What do insurers want? They want to reduce their LAE, subject to meeting some very important conditions. If LAE goes down while indemnity costs skyrocket, the solution fails. If customer satisfaction declines, then underwriting costs climb as consumers become more mobile and price sensitive.

However, quality at a fair price isn't enough to get you in the game any longer. You have to belong to something bigger; that is why networks and national brands are taking off. Insurers need networks to simplify and streamline their claims processes. The future will be dominated by contractors who belong to a network or a national brand that delivers true reductions in LAE without depriving insurers of the ability to control the claim. Claim control is needed to manage scope and indemnity as well as customer satisfaction. At the same time, the network has to provide profitable (you need that!), quality work at a competitive cost (based on its value).

The challenge is to educate the insurance industry on the services and quality of work you provide. In the good old days we did it one-on-one through our direct relationships with the adjusters. That's gone. Today's answer lies in working with associations and networks that make a point to involve large numbers of claims leaders in their educational programs. If the claims leaders are not there, how can they be educated?

That said, the education has to present the quality of your work in a way that truly responds to the insurers' needs and concerns. No one will sign up for "I'm Great, and That's Why I Cost More 101," but they will want to attend "How Quality Reduces Loss Adjustment Expense AND Indemnity." Teach that class every chance you get.

Success is not about the tools. If it were, wouldn't insurers be asking what extractor, dehumidifier, hand tools, or brand of truck you use when making a potential referral? However, it is possible to make a good case for the differences in equipment. The answer goes back to quality and cost. Every insurer knows that faster drying is possibly the best defense against developing a mold problem. And time is money. However, speed can't be sacrificed for efficiency when it should be promoting efficiency. Efficiency means doing more without it costing more. The only justifications to an insurer for increased cost are obvious indemnity savings, improved customer retention, or reduced future risk of loss. It's that simple. You should be able to explain how your tools and equipment make that happen.

#####

To do
a) Do these statements agree with the passage on insurers and contractors? Answer yes or no for each, quoting the words of the passage that decide it.
(i) Contractors now mainly educate insurers through one-on-one relationships with adjusters.
(ii) Insurers regard faster drying as possibly the best defense against mold.
(iii) Quality at a fair price is still enough for a contractor to compete.
b) According to the passage on insurers and contractors, what does efficiency mean?
c) Can you continue the passage on insurers and contractors, starting after its last sentence?
The items have nothing to do with this work.

Stored data entries
#####

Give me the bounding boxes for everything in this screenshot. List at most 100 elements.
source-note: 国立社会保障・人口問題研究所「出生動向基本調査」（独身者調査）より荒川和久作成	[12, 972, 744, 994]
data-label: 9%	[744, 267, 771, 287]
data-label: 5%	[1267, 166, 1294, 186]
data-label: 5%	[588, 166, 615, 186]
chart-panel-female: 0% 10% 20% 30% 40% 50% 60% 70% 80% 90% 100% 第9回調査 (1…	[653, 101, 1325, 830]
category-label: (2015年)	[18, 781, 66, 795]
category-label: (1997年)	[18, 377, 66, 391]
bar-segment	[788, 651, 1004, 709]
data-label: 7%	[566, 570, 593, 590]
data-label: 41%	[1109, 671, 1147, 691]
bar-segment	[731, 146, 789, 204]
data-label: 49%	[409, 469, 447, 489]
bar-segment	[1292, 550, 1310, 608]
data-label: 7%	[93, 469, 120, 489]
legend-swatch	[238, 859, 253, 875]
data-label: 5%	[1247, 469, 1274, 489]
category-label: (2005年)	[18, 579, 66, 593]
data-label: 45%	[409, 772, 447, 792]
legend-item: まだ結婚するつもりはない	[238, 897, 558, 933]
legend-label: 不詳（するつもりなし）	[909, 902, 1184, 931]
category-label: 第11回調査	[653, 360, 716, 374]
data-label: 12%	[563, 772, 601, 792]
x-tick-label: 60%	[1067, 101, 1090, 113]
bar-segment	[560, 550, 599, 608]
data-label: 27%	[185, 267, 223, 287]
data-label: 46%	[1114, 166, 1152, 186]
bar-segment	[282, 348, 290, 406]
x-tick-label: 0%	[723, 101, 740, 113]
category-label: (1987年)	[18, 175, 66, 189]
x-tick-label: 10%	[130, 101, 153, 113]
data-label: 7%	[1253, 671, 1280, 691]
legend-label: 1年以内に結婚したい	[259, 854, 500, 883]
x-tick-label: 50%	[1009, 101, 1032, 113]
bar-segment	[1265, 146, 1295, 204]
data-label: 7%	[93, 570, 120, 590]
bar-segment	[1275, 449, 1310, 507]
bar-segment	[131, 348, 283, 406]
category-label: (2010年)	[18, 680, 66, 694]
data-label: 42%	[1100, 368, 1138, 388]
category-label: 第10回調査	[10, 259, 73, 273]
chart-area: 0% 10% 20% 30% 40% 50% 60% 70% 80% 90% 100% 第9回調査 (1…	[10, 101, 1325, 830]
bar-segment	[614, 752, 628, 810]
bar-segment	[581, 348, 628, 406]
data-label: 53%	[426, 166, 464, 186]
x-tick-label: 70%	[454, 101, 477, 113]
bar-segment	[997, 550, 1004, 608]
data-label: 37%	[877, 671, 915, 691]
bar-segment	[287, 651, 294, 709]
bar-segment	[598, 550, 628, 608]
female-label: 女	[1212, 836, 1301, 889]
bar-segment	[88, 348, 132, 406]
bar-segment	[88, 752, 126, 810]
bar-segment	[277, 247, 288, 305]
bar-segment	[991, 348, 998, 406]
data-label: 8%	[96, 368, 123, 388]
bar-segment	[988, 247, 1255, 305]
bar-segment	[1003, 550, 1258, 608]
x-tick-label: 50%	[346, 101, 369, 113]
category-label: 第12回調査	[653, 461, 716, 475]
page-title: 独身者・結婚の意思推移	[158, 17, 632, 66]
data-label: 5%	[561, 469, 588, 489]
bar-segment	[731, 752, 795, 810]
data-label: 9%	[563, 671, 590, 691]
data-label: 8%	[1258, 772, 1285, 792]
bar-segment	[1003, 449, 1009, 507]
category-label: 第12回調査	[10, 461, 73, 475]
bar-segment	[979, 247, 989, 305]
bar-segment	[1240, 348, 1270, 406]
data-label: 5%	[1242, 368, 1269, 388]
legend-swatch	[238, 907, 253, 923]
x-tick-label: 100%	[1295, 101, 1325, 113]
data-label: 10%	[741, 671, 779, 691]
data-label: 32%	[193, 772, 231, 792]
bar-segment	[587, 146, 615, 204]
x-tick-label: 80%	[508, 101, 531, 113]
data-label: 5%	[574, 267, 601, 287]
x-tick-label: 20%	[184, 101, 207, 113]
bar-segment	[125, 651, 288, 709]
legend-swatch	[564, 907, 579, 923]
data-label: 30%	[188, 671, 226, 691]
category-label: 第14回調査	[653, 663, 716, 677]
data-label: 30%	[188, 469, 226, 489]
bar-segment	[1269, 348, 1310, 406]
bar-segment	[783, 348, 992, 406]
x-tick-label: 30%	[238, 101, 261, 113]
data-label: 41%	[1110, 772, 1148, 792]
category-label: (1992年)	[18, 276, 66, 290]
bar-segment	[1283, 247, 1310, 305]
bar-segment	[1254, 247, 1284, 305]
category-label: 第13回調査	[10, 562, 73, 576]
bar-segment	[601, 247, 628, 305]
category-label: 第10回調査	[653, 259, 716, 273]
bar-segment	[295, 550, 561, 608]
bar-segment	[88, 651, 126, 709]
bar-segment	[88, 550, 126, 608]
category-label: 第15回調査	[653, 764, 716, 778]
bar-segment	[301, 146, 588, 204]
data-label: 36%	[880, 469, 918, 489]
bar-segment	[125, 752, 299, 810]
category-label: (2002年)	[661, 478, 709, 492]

#####

Responses by item number
a)
(i) No: "In the good old days we did it one-on-one through our direct relationships with the adjusters. That's gone."
(ii) Yes: "Every insurer knows that faster drying is possibly the best defense against developing a mold problem."
(iii) No: "quality at a fair price isn't enough to get you in the game any longer."

b) Efficiency means doing more without it costing more.

c)
How can you prevent adjusters from second-guessing how you handle a particular situation? That's easy: take them out to the loss while you are there and explain everything when that explanation has the greatest value and impact. The trick is in how you take them there. The future of claims will be found in technology, and it is crucial to keep abreast of it.

Once the work is done, it's time to get paid. Issuing a claim check is about a five-minute process in an automated claims operation. Nearly all insurers are automated in terms of claim payments. So why does it take so long to get paid sometimes? Again, knowing the how and why of insurance claims operations has a lot to do with the answer.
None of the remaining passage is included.